SEVILLA 4 Sep. (EUROPA PRESS) -
La Junta de Andalucía ha concedido un total de 2.224 ayudas sociales a empleados públicos en concepto de anticipos reintegrables de nómina, atención a personas con discapacidad, violencia de género y por defunción del personal empleado público --una ayuda ésta reactivada después de que se suspendiera en 2012--. En este mes de septiembre, la Administración autonómica espera publicar la convocatoria de las ayudas para el alquiler de la vivienda habitual.
Según los datos facilitados por la Consejería de Inteligencia Artificial, Desarrollo Digital y Administración Pública a Europa Press, en el caso de los anticipos reintegrables de nómina, los servicios de Administración Pública han tramitado 1.952 solicitudes de las que 1.595 han sido concedidas. Para su financiación se han destinado cerca de 6,2 millones (6.197.848 euros).
A la convocatoria de ayudas para la atención a personas con discapacidad, la Junta ha tramitado 688 solicitudes de las que ha concedido 577 con un crédito disponible de 798.235 euros. El resto han sido denegadas por no cumplir con los requisitos exigidos.
En el caso de las ayudas por violencia de género, se han presentados dos solicitudes y se ha concedido una de ellas. A las ayudas por defunción del personal empleado público, recuperadas desde su suspensión en 2012, se han presentado 51 solicitudes. El pago de todas las ayudas se hará a lo largo de lo que queda de año.
☆ ☆ ☆ ☆ ☆ ☆ ☆
LISTA DE ACTIVIDADES
1) ¿Qué tipos de ayudas sociales a empleados públicos ha concedido la Junta de Andalucía según la noticia?
2) ¿Cómo resumirías en dos oraciones la noticia sobre las ayudas sociales de la Junta?
3) Retoma la noticia sobre las ayudas sociales de la Junta y continúala a partir de su última oración.
Las filas que vienen a continuación proceden de otra fuente.
☆ ☆ ☆ ☆ ☆ ☆ ☆
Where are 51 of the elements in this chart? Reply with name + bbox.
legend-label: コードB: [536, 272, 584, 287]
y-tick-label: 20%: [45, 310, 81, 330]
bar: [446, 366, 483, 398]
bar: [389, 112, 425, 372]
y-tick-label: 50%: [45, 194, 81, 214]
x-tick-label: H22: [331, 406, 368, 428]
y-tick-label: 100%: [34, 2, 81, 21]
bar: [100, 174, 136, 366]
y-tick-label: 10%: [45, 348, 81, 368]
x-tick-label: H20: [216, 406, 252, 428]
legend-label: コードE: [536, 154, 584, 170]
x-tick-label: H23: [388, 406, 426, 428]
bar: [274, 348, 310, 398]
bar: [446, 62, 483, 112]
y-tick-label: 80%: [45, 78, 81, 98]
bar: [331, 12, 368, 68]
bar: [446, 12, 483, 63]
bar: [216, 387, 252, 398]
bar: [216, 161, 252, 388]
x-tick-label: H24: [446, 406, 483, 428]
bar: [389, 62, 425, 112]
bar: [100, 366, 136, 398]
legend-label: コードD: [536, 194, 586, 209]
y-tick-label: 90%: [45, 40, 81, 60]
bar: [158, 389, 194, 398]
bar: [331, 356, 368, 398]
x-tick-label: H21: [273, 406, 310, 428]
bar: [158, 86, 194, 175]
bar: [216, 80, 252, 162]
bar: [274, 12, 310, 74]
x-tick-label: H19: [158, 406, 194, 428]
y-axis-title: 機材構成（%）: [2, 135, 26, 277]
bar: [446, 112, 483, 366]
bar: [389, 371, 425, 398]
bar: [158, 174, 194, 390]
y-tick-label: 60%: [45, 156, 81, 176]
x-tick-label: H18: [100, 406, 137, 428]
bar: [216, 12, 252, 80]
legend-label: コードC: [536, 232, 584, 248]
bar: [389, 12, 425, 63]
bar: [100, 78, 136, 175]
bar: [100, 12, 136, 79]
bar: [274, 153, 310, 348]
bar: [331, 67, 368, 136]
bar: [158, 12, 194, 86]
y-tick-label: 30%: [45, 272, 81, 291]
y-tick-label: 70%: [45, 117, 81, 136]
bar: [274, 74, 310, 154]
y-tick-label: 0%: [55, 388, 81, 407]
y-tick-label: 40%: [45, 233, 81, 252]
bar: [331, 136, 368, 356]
☆ ☆ ☆ ☆ ☆ ☆ ☆
SOLUCIONES
1)
- Anticipos reintegrables de nómina
- Atención a personas con discapacidad
- Violencia de género
- Defunción del personal empleado público

2) La Junta de Andalucía ha concedido 2.224 ayudas sociales a empleados públicos por anticipos reintegrables de nómina, atención a personas con discapacidad, violencia de género y defunción, y espera convocar en septiembre las ayudas para el alquiler de la vivienda habitual. Entre ellas figuran 1.595 anticipos de nómina, financiados con cerca de 6,2 millones de euros, y 577 ayudas por discapacidad; el pago de todas se hará a lo largo de lo que queda de año.

3)
La Junta de Andalucía informó antes del verano que prevé destinar más de 3,5 millones de euros a las ayudas de acción social en 2026. En concreto, el crédito asignado para las ayudas por defunción y para víctimas de violencia de género que, por motivos de seguridad, deban mudarse asciende a un millón de euros.
Las familias de los empleados públicos fallecidos recibirán 6.000 euros y las víctimas de violencia de género hasta 1.200 euros para sufragar los gastos de vivienda derivados de la necesidad de trasladarse por su seguridad y protección. El resto se reparte entre las ayudas solicitadas durante 2025 para atender a personas dependientes (con un límite de 3.000 euros por beneficiario) y las previstas para el alquiler de vivienda habitual (1.740.000 euros).